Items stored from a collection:
· · · ·

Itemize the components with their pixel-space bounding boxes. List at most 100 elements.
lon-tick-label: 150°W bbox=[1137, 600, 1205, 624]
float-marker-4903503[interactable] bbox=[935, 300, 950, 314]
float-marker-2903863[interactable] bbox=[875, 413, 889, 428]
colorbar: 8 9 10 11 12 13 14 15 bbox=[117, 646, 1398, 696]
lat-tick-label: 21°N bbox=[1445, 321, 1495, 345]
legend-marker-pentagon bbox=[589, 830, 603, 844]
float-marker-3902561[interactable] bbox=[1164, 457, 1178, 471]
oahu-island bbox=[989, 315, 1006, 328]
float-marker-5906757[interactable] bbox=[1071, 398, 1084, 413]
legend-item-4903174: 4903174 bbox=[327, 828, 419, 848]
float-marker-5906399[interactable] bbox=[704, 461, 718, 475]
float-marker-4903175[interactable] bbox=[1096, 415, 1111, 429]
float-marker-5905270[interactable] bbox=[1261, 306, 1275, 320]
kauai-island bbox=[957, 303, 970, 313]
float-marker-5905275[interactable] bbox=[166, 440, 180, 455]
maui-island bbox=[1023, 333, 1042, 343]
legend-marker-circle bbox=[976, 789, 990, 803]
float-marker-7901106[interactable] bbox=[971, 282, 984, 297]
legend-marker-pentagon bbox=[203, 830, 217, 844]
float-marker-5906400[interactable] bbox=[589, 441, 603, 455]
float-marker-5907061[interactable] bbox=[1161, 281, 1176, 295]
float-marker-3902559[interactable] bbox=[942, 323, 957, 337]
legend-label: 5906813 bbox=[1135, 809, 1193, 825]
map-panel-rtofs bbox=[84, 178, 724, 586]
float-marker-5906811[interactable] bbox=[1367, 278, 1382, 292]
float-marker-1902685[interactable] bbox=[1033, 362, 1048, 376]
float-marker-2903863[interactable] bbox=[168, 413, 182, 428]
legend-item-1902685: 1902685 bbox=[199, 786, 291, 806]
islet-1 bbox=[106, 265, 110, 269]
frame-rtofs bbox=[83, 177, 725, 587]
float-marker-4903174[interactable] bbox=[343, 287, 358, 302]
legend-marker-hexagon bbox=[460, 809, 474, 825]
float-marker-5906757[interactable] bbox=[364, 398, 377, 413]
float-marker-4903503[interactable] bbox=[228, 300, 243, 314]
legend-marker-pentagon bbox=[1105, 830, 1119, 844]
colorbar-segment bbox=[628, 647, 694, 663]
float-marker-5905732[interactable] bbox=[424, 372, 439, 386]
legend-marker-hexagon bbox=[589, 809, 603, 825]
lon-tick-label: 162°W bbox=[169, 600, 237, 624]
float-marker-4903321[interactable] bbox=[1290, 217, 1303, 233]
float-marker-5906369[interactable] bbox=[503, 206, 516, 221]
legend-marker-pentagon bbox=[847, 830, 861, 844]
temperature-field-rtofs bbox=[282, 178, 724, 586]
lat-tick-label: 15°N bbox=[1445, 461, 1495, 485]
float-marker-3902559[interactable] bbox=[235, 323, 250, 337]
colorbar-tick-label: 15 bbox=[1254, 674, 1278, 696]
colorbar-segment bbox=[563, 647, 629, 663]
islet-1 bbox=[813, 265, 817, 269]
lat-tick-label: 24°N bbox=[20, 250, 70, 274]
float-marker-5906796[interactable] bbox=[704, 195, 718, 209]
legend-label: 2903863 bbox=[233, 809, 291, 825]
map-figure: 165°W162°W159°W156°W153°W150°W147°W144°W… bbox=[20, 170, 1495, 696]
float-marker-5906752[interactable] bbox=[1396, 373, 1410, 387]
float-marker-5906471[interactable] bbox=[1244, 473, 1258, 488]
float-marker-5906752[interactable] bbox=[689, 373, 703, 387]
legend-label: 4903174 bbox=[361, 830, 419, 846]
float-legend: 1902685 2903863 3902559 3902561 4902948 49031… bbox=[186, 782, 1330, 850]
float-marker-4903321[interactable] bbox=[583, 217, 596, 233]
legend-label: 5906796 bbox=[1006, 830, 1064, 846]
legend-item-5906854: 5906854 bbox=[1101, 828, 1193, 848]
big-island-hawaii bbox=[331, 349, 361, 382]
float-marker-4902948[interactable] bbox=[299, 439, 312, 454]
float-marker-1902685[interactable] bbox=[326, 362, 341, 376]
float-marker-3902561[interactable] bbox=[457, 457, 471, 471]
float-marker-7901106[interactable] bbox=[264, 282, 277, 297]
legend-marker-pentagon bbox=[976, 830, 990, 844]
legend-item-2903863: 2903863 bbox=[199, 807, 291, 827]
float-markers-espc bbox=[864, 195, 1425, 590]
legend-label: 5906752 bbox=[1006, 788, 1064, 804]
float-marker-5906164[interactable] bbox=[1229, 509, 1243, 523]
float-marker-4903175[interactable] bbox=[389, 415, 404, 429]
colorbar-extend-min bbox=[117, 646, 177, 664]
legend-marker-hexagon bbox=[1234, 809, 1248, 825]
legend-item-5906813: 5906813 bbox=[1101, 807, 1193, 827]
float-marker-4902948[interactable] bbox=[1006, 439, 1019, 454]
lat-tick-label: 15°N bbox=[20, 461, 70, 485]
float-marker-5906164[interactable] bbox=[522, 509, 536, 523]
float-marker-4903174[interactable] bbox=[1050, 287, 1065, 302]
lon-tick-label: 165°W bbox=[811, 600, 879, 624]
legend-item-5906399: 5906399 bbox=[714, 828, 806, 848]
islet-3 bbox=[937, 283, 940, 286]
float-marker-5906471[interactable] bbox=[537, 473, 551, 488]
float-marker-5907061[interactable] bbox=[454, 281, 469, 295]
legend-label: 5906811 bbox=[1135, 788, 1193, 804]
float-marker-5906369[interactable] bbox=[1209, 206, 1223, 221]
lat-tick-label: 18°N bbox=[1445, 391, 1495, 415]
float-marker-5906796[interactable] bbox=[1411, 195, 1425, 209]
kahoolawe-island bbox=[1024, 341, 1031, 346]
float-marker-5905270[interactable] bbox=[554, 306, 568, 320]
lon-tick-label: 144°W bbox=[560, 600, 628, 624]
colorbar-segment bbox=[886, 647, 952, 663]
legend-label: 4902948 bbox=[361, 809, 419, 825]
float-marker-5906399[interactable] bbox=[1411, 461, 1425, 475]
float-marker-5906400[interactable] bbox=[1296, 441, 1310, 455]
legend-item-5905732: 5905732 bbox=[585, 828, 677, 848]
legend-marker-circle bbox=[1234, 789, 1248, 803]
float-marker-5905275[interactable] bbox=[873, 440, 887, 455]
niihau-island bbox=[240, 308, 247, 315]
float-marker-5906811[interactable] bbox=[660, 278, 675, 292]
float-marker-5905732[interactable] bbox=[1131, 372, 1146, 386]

· · · ·

▶ **Stated task**: Output every line of the records above as a JSON list of strings, with one string per line and no entries for blank lines.

▶ **Result of this exercise**:
[
  "Itemize the components with their pixel-space bounding boxes. List at most 100 elements.",
  "lon-tick-label: 150°W bbox=[1137, 600, 1205, 624]",
  "float-marker-4903503[interactable] bbox=[935, 300, 950, 314]",
  "float-marker-2903863[interactable] bbox=[875, 413, 889, 428]",
  "colorbar: 8 9 10 11 12 13 14 15 bbox=[117, 646, 1398, 696]",
  "lat-tick-label: 21°N bbox=[1445, 321, 1495, 345]",
  "legend-marker-pentagon bbox=[589, 830, 603, 844]",
  "float-marker-3902561[interactable] bbox=[1164, 457, 1178, 471]",
  "oahu-island bbox=[989, 315, 1006, 328]",
  "float-marker-5906757[interactable] bbox=[1071, 398, 1084, 413]",
  "legend-item-4903174: 4903174 bbox=[327, 828, 419, 848]",
  "float-marker-5906399[interactable] bbox=[704, 461, 718, 475]",
  "float-marker-4903175[interactable] bbox=[1096, 415, 1111, 429]",
  "float-marker-5905270[interactable] bbox=[1261, 306, 1275, 320]",
  "kauai-island bbox=[957, 303, 970, 313]",
  "float-marker-5905275[interactable] bbox=[166, 440, 180, 455]",
  "maui-island bbox=[1023, 333, 1042, 343]",
  "legend-marker-circle bbox=[976, 789, 990, 803]",
  "float-marker-7901106[interactable] bbox=[971, 282, 984, 297]",
  "legend-marker-pentagon bbox=[203, 830, 217, 844]",
  "float-marker-5906400[interactable] bbox=[589, 441, 603, 455]",
  "float-marker-5907061[interactable] bbox=[1161, 281, 1176, 295]",
  "float-marker-3902559[interactable] bbox=[942, 323, 957, 337]",
  "legend-label: 5906813 bbox=[1135, 809, 1193, 825]",
  "map-panel-rtofs bbox=[84, 178, 724, 586]",
  "float-marker-5906811[interactable] bbox=[1367, 278, 1382, 292]",
  "float-marker-1902685[interactable] bbox=[1033, 362, 1048, 376]",
  "float-marker-2903863[interactable] bbox=[168, 413, 182, 428]",
  "legend-item-1902685: 1902685 bbox=[199, 786, 291, 806]",
  "islet-1 bbox=[106, 265, 110, 269]",
  "frame-rtofs bbox=[83, 177, 725, 587]",
  "float-marker-4903174[interactable] bbox=[343, 287, 358, 302]",
  "legend-marker-hexagon bbox=[460, 809, 474, 825]",
  "float-marker-5906757[interactable] bbox=[364, 398, 377, 413]",
  "float-marker-4903503[interactable] bbox=[228, 300, 243, 314]",
  "legend-marker-pentagon bbox=[1105, 830, 1119, 844]",
  "colorbar-segment bbox=[628, 647, 694, 663]",
  "float-marker-5905732[interactable] bbox=[424, 372, 439, 386]",
  "legend-marker-hexagon bbox=[589, 809, 603, 825]",
  "lon-tick-label: 162°W bbox=[169, 600, 237, 624]",
  "float-marker-4903321[interactable] bbox=[1290, 217, 1303, 233]",
  "float-marker-5906369[interactable] bbox=[503, 206, 516, 221]",
  "legend-marker-pentagon bbox=[847, 830, 861, 844]",
  "temperature-field-rtofs bbox=[282, 178, 724, 586]",
  "lat-tick-label: 15°N bbox=[1445, 461, 1495, 485]",
  "float-marker-3902559[interactable] bbox=[235, 323, 250, 337]",
  "colorbar-tick-label: 15 bbox=[1254, 674, 1278, 696]",
  "colorbar-segment bbox=[563, 647, 629, 663]",
  "islet-1 bbox=[813, 265, 817, 269]",
  "lat-tick-label: 24°N bbox=[20, 250, 70, 274]",
  "float-marker-5906796[interactable] bbox=[704, 195, 718, 209]",
  "legend-label: 2903863 bbox=[233, 809, 291, 825]",
  "map-figure: 165°W162°W159°W156°W153°W150°W147°W144°W… bbox=[20, 170, 1495, 696]",
  "float-marker-5906752[interactable] bbox=[1396, 373, 1410, 387]",
  "float-marker-5906471[interactable] bbox=[1244, 473, 1258, 488]",
  "float-marker-5906752[interactable] bbox=[689, 373, 703, 387]",
  "legend-label: 4903174 bbox=[361, 830, 419, 846]",
  "float-legend: 1902685 2903863 3902559 3902561 4902948 49031… bbox=[186, 782, 1330, 850]",
  "float-marker-4903321[interactable] bbox=[583, 217, 596, 233]",
  "legend-label: 5906796 bbox=[1006, 830, 1064, 846]",
  "legend-item-5906854: 5906854 bbox=[1101, 828, 1193, 848]",
  "big-island-hawaii bbox=[331, 349, 361, 382]",
  "float-marker-4902948[interactable] bbox=[299, 439, 312, 454]",
  "float-marker-1902685[interactable] bbox=[326, 362, 341, 376]",
  "float-marker-3902561[interactable] bbox=[457, 457, 471, 471]",
  "float-marker-7901106[interactable] bbox=[264, 282, 277, 297]",
  "legend-marker-pentagon bbox=[976, 830, 990, 844]",
  "legend-item-2903863: 2903863 bbox=[199, 807, 291, 827]",
  "float-markers-espc bbox=[864, 195, 1425, 590]",
  "legend-label: 5906752 bbox=[1006, 788, 1064, 804]",
  "float-marker-5906164[interactable] bbox=[1229, 509, 1243, 523]",
  "float-marker-4903175[interactable] bbox=[389, 415, 404, 429]",
  "colorbar-extend-min bbox=[117, 646, 177, 664]",
  "legend-marker-hexagon bbox=[1234, 809, 1248, 825]",
  "legend-item-5906813: 5906813 bbox=[1101, 807, 1193, 827]",
  "float-marker-4902948[interactable] bbox=[1006, 439, 1019, 454]",
  "lat-tick-label: 15°N bbox=[20, 461, 70, 485]",
  "float-marker-5906164[interactable] bbox=[522, 509, 536, 523]",
  "float-marker-4903174[interactable] bbox=[1050, 287, 1065, 302]",
  "lon-tick-label: 165°W bbox=[811, 600, 879, 624]",
  "legend-item-5906399: 5906399 bbox=[714, 828, 806, 848]",
  "islet-3 bbox=[937, 283, 940, 286]",
  "float-marker-5906471[interactable] bbox=[537, 473, 551, 488]",
  "float-marker-5907061[interactable] bbox=[454, 281, 469, 295]",
  "legend-label: 5906811 bbox=[1135, 788, 1193, 804]",
  "float-marker-5906369[interactable] bbox=[1209, 206, 1223, 221]",
  "lat-tick-label: 18°N bbox=[1445, 391, 1495, 415]",
  "float-marker-5906796[interactable] bbox=[1411, 195, 1425, 209]",
  "kahoolawe-island bbox=[1024, 341, 1031, 346]",
  "float-marker-5905270[interactable] bbox=[554, 306, 568, 320]",
  "lon-tick-label: 144°W bbox=[560, 600, 628, 624]",
  "colorbar-segment bbox=[886, 647, 952, 663]",
  "legend-label: 4902948 bbox=[361, 809, 419, 825]",
  "float-marker-5906399[interactable] bbox=[1411, 461, 1425, 475]",
  "float-marker-5906400[interactable] bbox=[1296, 441, 1310, 455]",
  "legend-item-5905732: 5905732 bbox=[585, 828, 677, 848]",
  "legend-marker-circle bbox=[1234, 789, 1248, 803]",
  "float-marker-5905275[interactable] bbox=[873, 440, 887, 455]",
  "niihau-island bbox=[240, 308, 247, 315]",
  "float-marker-5906811[interactable] bbox=[660, 278, 675, 292]",
  "float-marker-5905732[interactable] bbox=[1131, 372, 1146, 386]"
]